Entries -

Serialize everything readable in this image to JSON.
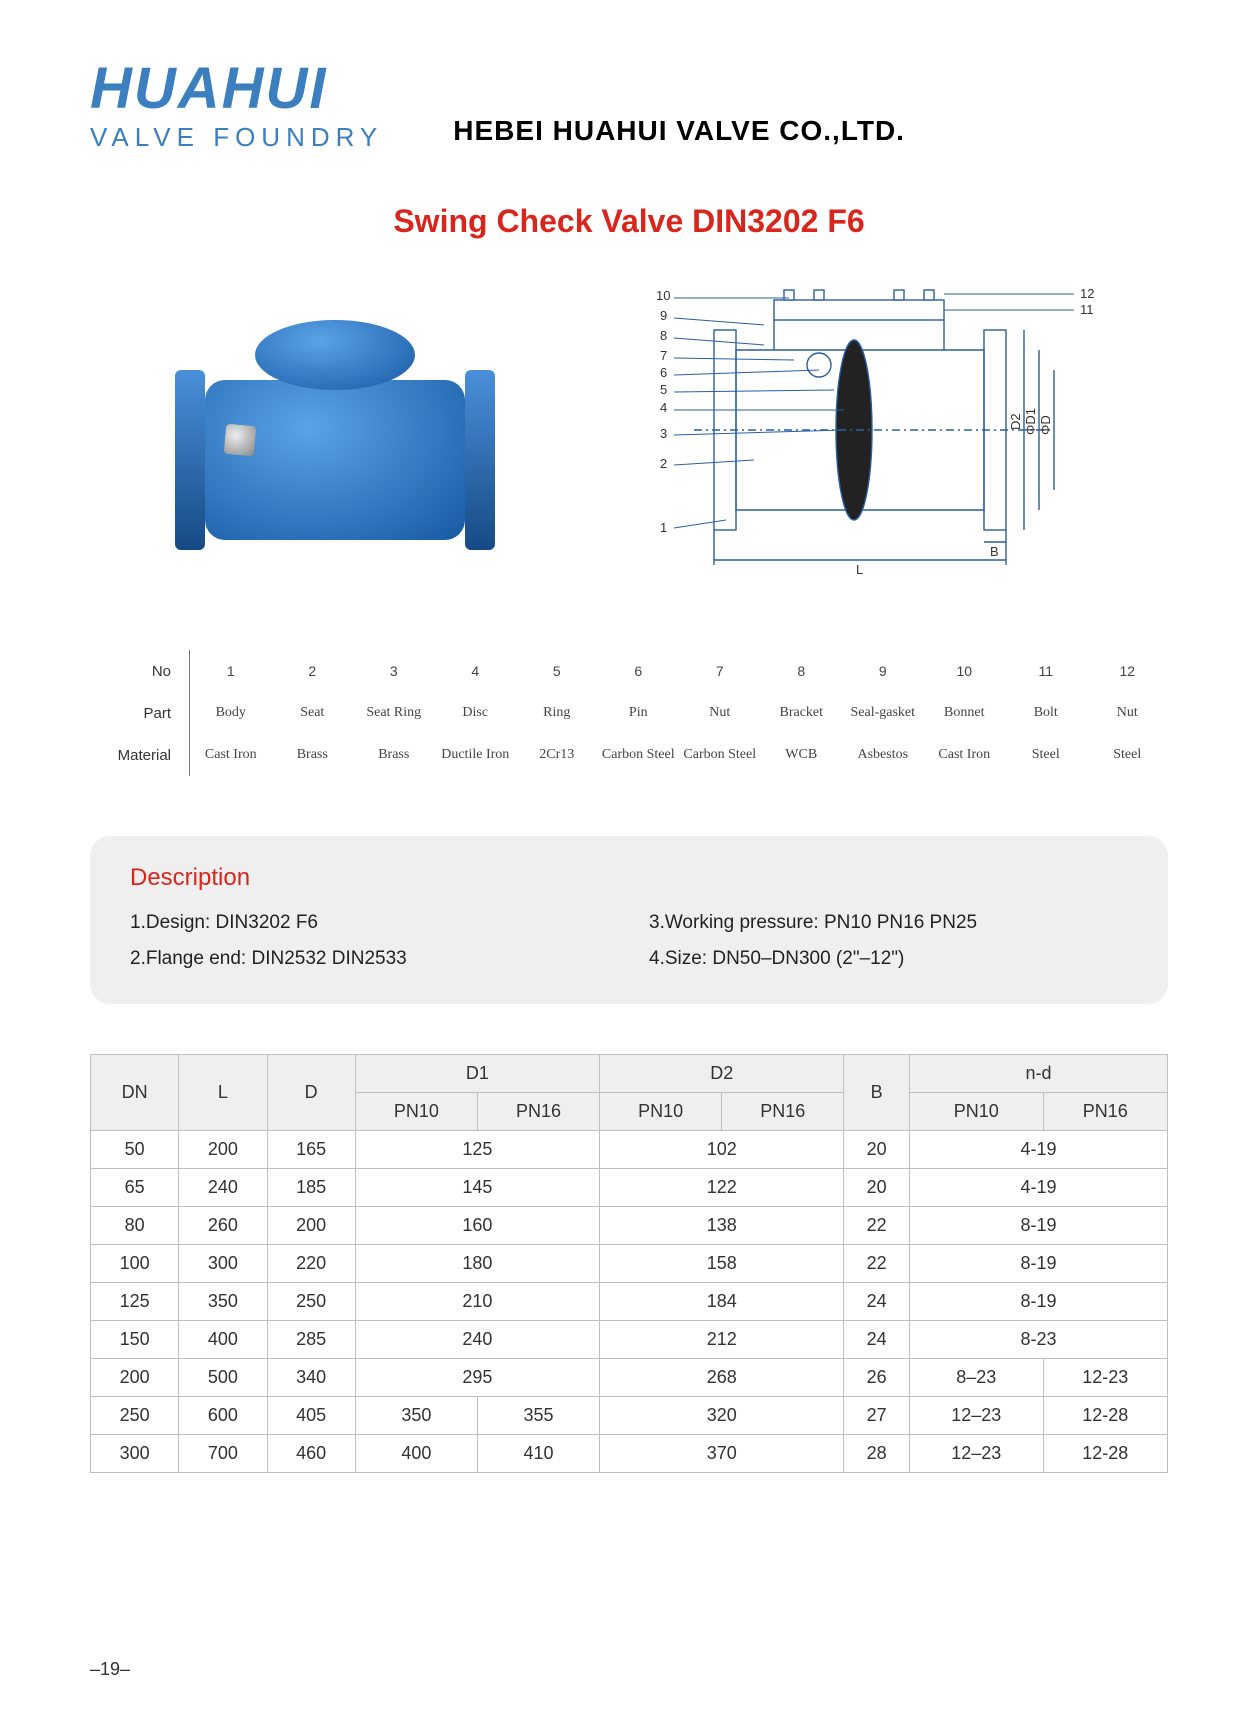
{
  "header": {
    "logo_main": "HUAHUI",
    "logo_sub": "VALVE FOUNDRY",
    "company": "HEBEI HUAHUI VALVE CO.,LTD."
  },
  "title": "Swing Check Valve DIN3202 F6",
  "colors": {
    "brand_blue": "#3b7fbf",
    "title_red": "#d9261c",
    "valve_blue_light": "#5aa3e8",
    "valve_blue_dark": "#1759a3",
    "box_bg": "#efefef",
    "border": "#bfbfbf",
    "drawing_line": "#2a5fa0"
  },
  "drawing_labels": {
    "left_numbers": [
      "10",
      "9",
      "8",
      "7",
      "6",
      "5",
      "4",
      "3",
      "2",
      "1"
    ],
    "right_numbers": [
      "12",
      "11"
    ],
    "dims": [
      "D2",
      "ΦD1",
      "ΦD",
      "B",
      "L"
    ]
  },
  "parts": {
    "row_headers": [
      "No",
      "Part",
      "Material"
    ],
    "numbers": [
      "1",
      "2",
      "3",
      "4",
      "5",
      "6",
      "7",
      "8",
      "9",
      "10",
      "11",
      "12"
    ],
    "names": [
      "Body",
      "Seat",
      "Seat Ring",
      "Disc",
      "Ring",
      "Pin",
      "Nut",
      "Bracket",
      "Seal-gasket",
      "Bonnet",
      "Bolt",
      "Nut"
    ],
    "materials": [
      "Cast Iron",
      "Brass",
      "Brass",
      "Ductile Iron",
      "2Cr13",
      "Carbon Steel",
      "Carbon Steel",
      "WCB",
      "Asbestos",
      "Cast Iron",
      "Steel",
      "Steel"
    ]
  },
  "description": {
    "title": "Description",
    "items": [
      "1.Design: DIN3202 F6",
      "3.Working pressure: PN10 PN16 PN25",
      "2.Flange end:  DIN2532 DIN2533",
      "4.Size: DN50–DN300 (2\"–12\")"
    ]
  },
  "dim_table": {
    "head_top": [
      "DN",
      "L",
      "D",
      "D1",
      "D2",
      "B",
      "n-d"
    ],
    "head_sub": [
      "PN10",
      "PN16",
      "PN10",
      "PN16",
      "PN10",
      "PN16"
    ],
    "rows": [
      {
        "dn": "50",
        "l": "200",
        "d": "165",
        "d1": {
          "span": true,
          "val": "125"
        },
        "d2": {
          "span": true,
          "val": "102"
        },
        "b": "20",
        "nd": {
          "span": true,
          "val": "4-19"
        }
      },
      {
        "dn": "65",
        "l": "240",
        "d": "185",
        "d1": {
          "span": true,
          "val": "145"
        },
        "d2": {
          "span": true,
          "val": "122"
        },
        "b": "20",
        "nd": {
          "span": true,
          "val": "4-19"
        }
      },
      {
        "dn": "80",
        "l": "260",
        "d": "200",
        "d1": {
          "span": true,
          "val": "160"
        },
        "d2": {
          "span": true,
          "val": "138"
        },
        "b": "22",
        "nd": {
          "span": true,
          "val": "8-19"
        }
      },
      {
        "dn": "100",
        "l": "300",
        "d": "220",
        "d1": {
          "span": true,
          "val": "180"
        },
        "d2": {
          "span": true,
          "val": "158"
        },
        "b": "22",
        "nd": {
          "span": true,
          "val": "8-19"
        }
      },
      {
        "dn": "125",
        "l": "350",
        "d": "250",
        "d1": {
          "span": true,
          "val": "210"
        },
        "d2": {
          "span": true,
          "val": "184"
        },
        "b": "24",
        "nd": {
          "span": true,
          "val": "8-19"
        }
      },
      {
        "dn": "150",
        "l": "400",
        "d": "285",
        "d1": {
          "span": true,
          "val": "240"
        },
        "d2": {
          "span": true,
          "val": "212"
        },
        "b": "24",
        "nd": {
          "span": true,
          "val": "8-23"
        }
      },
      {
        "dn": "200",
        "l": "500",
        "d": "340",
        "d1": {
          "span": true,
          "val": "295"
        },
        "d2": {
          "span": true,
          "val": "268"
        },
        "b": "26",
        "nd": {
          "span": false,
          "pn10": "8–23",
          "pn16": "12-23"
        }
      },
      {
        "dn": "250",
        "l": "600",
        "d": "405",
        "d1": {
          "span": false,
          "pn10": "350",
          "pn16": "355"
        },
        "d2": {
          "span": true,
          "val": "320"
        },
        "b": "27",
        "nd": {
          "span": false,
          "pn10": "12–23",
          "pn16": "12-28"
        }
      },
      {
        "dn": "300",
        "l": "700",
        "d": "460",
        "d1": {
          "span": false,
          "pn10": "400",
          "pn16": "410"
        },
        "d2": {
          "span": true,
          "val": "370"
        },
        "b": "28",
        "nd": {
          "span": false,
          "pn10": "12–23",
          "pn16": "12-28"
        }
      }
    ]
  },
  "page_number": "–19–"
}
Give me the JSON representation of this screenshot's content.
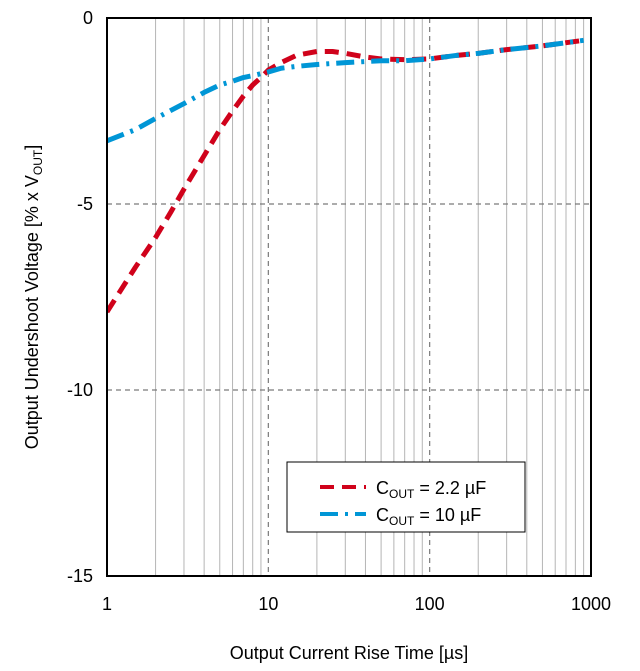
{
  "chart_data": {
    "type": "line",
    "title": "",
    "x_scale": "log",
    "xlim": [
      1,
      1000
    ],
    "ylim": [
      -15,
      0
    ],
    "x_ticks": [
      1,
      10,
      100,
      1000
    ],
    "x_tick_labels": [
      "1",
      "10",
      "100",
      "1000"
    ],
    "y_ticks": [
      0,
      -5,
      -10,
      -15
    ],
    "y_tick_labels": [
      "0",
      "-5",
      "-10",
      "-15"
    ],
    "xlabel": "Output Current Rise Time [µs]",
    "ylabel": {
      "prefix": "Output Undershoot Voltage [% x V",
      "sub": "OUT",
      "suffix": "]"
    },
    "grid": {
      "major": "dashed",
      "minor": "solid"
    },
    "legend_position": "bottom-right",
    "series": [
      {
        "name_main": "C",
        "name_sub": "OUT",
        "name_rest": " = 2.2 µF",
        "color": "#D0021B",
        "dash": "dashed",
        "x": [
          1,
          1.5,
          2,
          2.5,
          3,
          4,
          5,
          6,
          7,
          8,
          9,
          10,
          12,
          15,
          20,
          25,
          30,
          40,
          50,
          70,
          100,
          150,
          200,
          300,
          500,
          900
        ],
        "y": [
          -7.9,
          -6.7,
          -5.9,
          -5.2,
          -4.6,
          -3.7,
          -3.0,
          -2.5,
          -2.1,
          -1.8,
          -1.6,
          -1.4,
          -1.2,
          -1.0,
          -0.9,
          -0.9,
          -0.95,
          -1.05,
          -1.1,
          -1.12,
          -1.1,
          -1.0,
          -0.95,
          -0.85,
          -0.75,
          -0.6
        ]
      },
      {
        "name_main": "C",
        "name_sub": "OUT",
        "name_rest": " = 10 µF",
        "color": "#0096D6",
        "dash": "dashdot",
        "x": [
          1,
          1.5,
          2,
          3,
          4,
          5,
          6,
          7,
          8,
          10,
          12,
          15,
          20,
          30,
          50,
          70,
          100,
          150,
          200,
          300,
          500,
          900
        ],
        "y": [
          -3.3,
          -3.0,
          -2.7,
          -2.3,
          -2.0,
          -1.8,
          -1.7,
          -1.6,
          -1.55,
          -1.45,
          -1.35,
          -1.3,
          -1.25,
          -1.2,
          -1.15,
          -1.15,
          -1.1,
          -1.0,
          -0.95,
          -0.85,
          -0.75,
          -0.6
        ]
      }
    ]
  }
}
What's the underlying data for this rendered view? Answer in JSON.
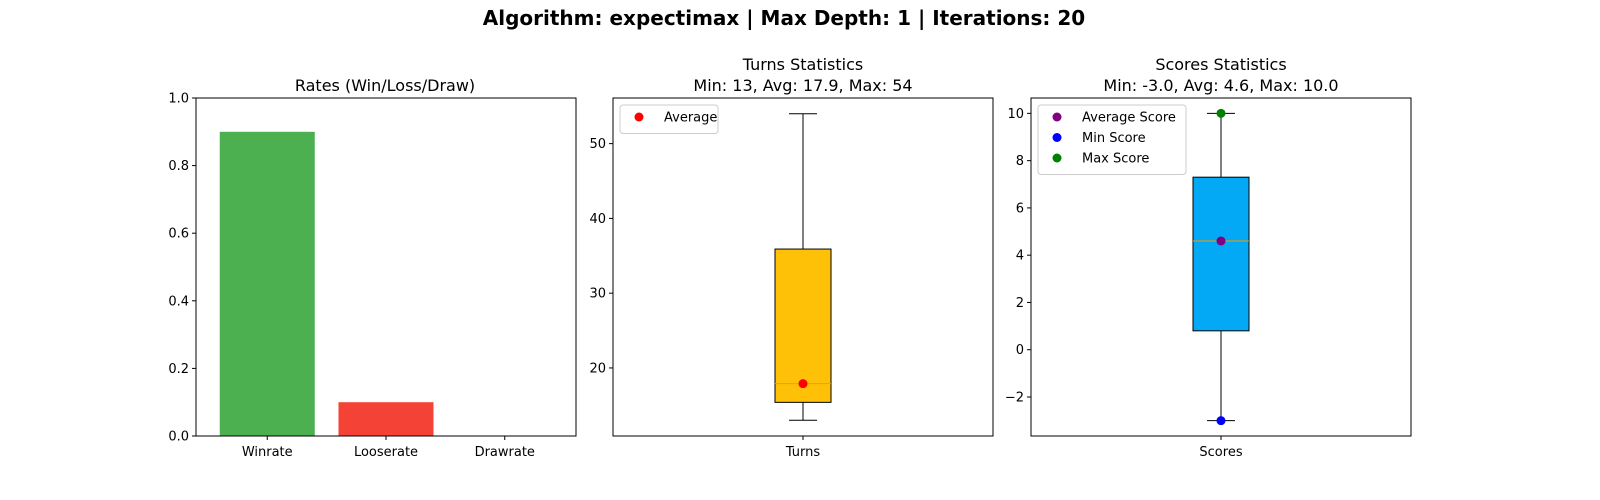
{
  "figure": {
    "suptitle": "Algorithm: expectimax | Max Depth: 1 | Iterations: 20"
  },
  "chart_data": [
    {
      "type": "bar",
      "title": "Rates (Win/Loss/Draw)",
      "categories": [
        "Winrate",
        "Looserate",
        "Drawrate"
      ],
      "values": [
        0.9,
        0.1,
        0.0
      ],
      "colors": [
        "#4caf50",
        "#f44336",
        "#2196f3"
      ],
      "ylim": [
        0,
        1
      ],
      "yticks": [
        0.0,
        0.2,
        0.4,
        0.6,
        0.8,
        1.0
      ],
      "ytick_labels": [
        "0.0",
        "0.2",
        "0.4",
        "0.6",
        "0.8",
        "1.0"
      ],
      "grid": false
    },
    {
      "type": "box",
      "title": "Turns Statistics",
      "subtitle": "Min: 13, Avg: 17.9, Max: 54",
      "category": "Turns",
      "box": {
        "whisker_low": 13,
        "q1": 15.4,
        "median": 17.9,
        "q3": 35.9,
        "whisker_high": 54,
        "fill": "#ffc107",
        "median_color": "#ff9800"
      },
      "points": [
        {
          "name": "Average",
          "value": 17.9,
          "color": "#ff0000"
        }
      ],
      "legend": [
        {
          "label": "Average",
          "color": "#ff0000"
        }
      ],
      "legend_position": "top-left",
      "ylim": [
        10.9,
        56.1
      ],
      "yticks": [
        20,
        30,
        40,
        50
      ],
      "ytick_labels": [
        "20",
        "30",
        "40",
        "50"
      ],
      "grid": false
    },
    {
      "type": "box",
      "title": "Scores Statistics",
      "subtitle": "Min: -3.0, Avg: 4.6, Max: 10.0",
      "category": "Scores",
      "box": {
        "whisker_low": -3.0,
        "q1": 0.8,
        "median": 4.6,
        "q3": 7.3,
        "whisker_high": 10.0,
        "fill": "#03a9f4",
        "median_color": "#ff9800"
      },
      "points": [
        {
          "name": "Average Score",
          "value": 4.6,
          "color": "#800080"
        },
        {
          "name": "Min Score",
          "value": -3.0,
          "color": "#0000ff"
        },
        {
          "name": "Max Score",
          "value": 10.0,
          "color": "#008000"
        }
      ],
      "legend": [
        {
          "label": "Average Score",
          "color": "#800080"
        },
        {
          "label": "Min Score",
          "color": "#0000ff"
        },
        {
          "label": "Max Score",
          "color": "#008000"
        }
      ],
      "legend_position": "top-left",
      "ylim": [
        -3.65,
        10.65
      ],
      "yticks": [
        -2,
        0,
        2,
        4,
        6,
        8,
        10
      ],
      "ytick_labels": [
        "−2",
        "0",
        "2",
        "4",
        "6",
        "8",
        "10"
      ],
      "grid": false
    }
  ]
}
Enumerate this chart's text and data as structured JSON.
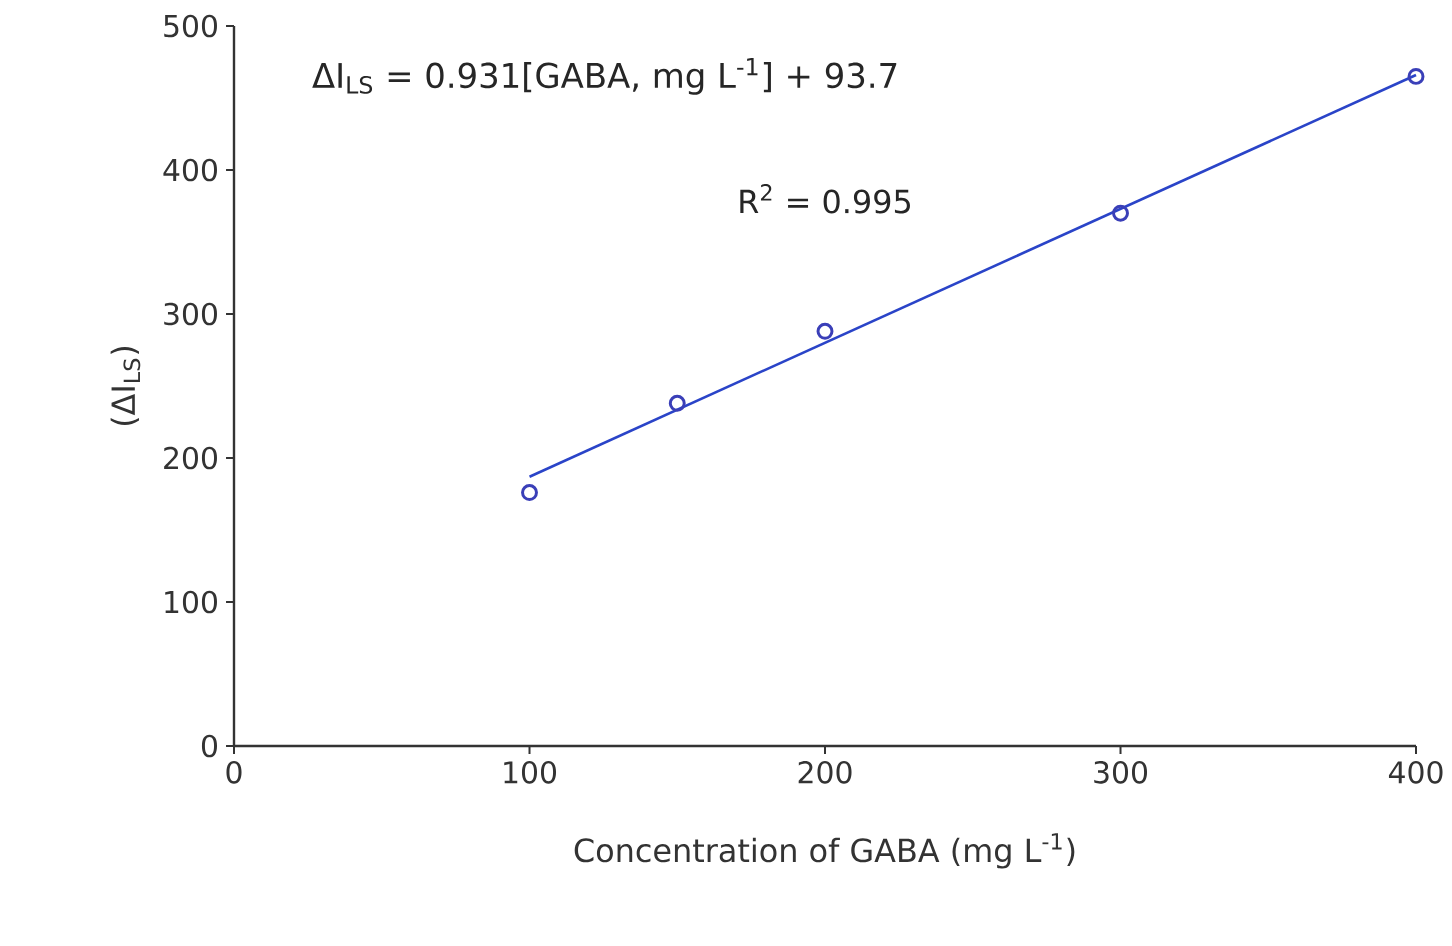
{
  "chart_data": {
    "type": "scatter",
    "xlabel": "Concentration of GABA (mg L$^{-1}$)",
    "ylabel": "(ΔI$_{LS}$)",
    "annotations": [
      "ΔI$_{LS}$ =  0.931[GABA, mg L$^{-1}$] + 93.7",
      "R$^{2}$ = 0.995"
    ],
    "series": [
      {
        "color": "#3a3fb8",
        "marker": "circle",
        "x": [
          100,
          150,
          200,
          300,
          400
        ],
        "values": [
          176,
          238,
          288,
          370,
          465
        ]
      },
      {
        "type": "line",
        "color": "#2a44c8",
        "line_style": "solid",
        "marker": "none",
        "x": [
          100,
          400
        ],
        "values": [
          187,
          466
        ]
      }
    ],
    "xlim": [
      0,
      400
    ],
    "ylim": [
      0,
      500
    ],
    "xticks": [
      0,
      100,
      200,
      300,
      400
    ],
    "yticks": [
      0,
      100,
      200,
      300,
      400,
      500
    ],
    "grid": false
  }
}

What you will do - Check each line of the records above for "Output", and copy those that have it.

Written solution -
    "xlabel": "Output Current Rise Time [µs]",
      "prefix": "Output Undershoot Voltage [% x V",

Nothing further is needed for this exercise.